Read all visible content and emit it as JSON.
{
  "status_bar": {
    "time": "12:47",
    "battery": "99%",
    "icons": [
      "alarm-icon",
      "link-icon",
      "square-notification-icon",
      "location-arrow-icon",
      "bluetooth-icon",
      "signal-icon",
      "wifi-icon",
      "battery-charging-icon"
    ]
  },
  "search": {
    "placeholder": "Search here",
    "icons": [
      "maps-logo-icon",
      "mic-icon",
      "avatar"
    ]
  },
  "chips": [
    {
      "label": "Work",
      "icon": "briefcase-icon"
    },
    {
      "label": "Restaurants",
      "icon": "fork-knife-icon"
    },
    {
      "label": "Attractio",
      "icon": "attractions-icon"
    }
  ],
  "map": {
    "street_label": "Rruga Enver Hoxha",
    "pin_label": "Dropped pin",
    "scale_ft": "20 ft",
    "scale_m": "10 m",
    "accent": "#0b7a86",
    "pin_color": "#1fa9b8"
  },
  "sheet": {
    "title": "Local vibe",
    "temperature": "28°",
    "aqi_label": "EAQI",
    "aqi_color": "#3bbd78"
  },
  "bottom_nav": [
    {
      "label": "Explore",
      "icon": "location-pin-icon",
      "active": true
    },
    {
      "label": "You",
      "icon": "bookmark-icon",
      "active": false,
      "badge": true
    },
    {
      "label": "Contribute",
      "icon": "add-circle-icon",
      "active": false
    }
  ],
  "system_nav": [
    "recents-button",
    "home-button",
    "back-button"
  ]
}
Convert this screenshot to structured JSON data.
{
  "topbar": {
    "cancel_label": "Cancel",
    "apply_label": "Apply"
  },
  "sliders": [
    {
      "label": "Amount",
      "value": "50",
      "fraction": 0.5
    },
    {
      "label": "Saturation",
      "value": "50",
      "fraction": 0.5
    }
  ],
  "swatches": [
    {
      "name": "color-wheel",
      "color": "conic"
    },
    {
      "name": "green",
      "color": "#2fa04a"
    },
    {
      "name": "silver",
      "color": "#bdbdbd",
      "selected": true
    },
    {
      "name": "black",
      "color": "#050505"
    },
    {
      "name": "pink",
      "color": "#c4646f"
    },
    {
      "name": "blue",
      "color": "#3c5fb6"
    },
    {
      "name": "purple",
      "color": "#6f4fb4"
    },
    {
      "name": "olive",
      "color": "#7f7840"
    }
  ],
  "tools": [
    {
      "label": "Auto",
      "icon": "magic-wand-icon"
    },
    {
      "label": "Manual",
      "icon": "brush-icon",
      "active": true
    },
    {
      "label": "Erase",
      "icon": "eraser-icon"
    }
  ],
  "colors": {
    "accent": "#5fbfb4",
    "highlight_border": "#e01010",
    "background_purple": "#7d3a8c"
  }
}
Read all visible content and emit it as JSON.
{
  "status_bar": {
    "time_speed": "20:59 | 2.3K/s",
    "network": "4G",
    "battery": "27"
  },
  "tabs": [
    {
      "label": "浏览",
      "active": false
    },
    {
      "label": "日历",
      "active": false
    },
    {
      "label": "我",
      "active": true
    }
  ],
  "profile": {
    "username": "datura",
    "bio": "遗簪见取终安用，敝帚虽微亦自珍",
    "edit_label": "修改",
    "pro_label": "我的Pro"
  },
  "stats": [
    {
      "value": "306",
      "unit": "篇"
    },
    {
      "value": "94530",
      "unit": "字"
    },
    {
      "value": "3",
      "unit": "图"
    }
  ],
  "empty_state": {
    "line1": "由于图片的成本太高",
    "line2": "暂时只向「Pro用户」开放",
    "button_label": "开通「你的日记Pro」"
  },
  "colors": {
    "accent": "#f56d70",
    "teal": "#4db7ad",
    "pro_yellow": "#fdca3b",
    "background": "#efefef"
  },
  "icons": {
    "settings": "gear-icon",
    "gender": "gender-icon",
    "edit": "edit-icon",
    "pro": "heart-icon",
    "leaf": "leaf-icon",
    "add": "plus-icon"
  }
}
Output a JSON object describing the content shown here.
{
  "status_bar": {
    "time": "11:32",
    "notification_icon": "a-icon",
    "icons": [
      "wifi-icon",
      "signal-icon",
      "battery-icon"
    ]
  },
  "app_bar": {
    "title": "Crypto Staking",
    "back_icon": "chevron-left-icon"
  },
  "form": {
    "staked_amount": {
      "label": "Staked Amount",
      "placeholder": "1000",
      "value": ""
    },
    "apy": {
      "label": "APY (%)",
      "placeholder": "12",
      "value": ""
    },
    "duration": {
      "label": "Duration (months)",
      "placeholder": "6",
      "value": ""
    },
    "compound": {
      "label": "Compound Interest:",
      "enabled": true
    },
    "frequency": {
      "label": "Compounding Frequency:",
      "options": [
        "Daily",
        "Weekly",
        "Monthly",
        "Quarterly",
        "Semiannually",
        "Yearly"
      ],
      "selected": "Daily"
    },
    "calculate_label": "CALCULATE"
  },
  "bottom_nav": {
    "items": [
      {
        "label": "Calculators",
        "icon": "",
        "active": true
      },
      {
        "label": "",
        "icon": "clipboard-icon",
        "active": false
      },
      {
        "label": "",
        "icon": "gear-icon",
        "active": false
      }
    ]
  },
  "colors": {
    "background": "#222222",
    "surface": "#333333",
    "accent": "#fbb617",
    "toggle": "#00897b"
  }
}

_EXERCISE REQUIREMENTS_
All lines of the data above that include the word "battery" must be shown.

_OUTPUT FOR THIS EXERCISE_
    "battery": "99%",
      "battery-charging-icon"
    "battery": "27"
      "battery-icon"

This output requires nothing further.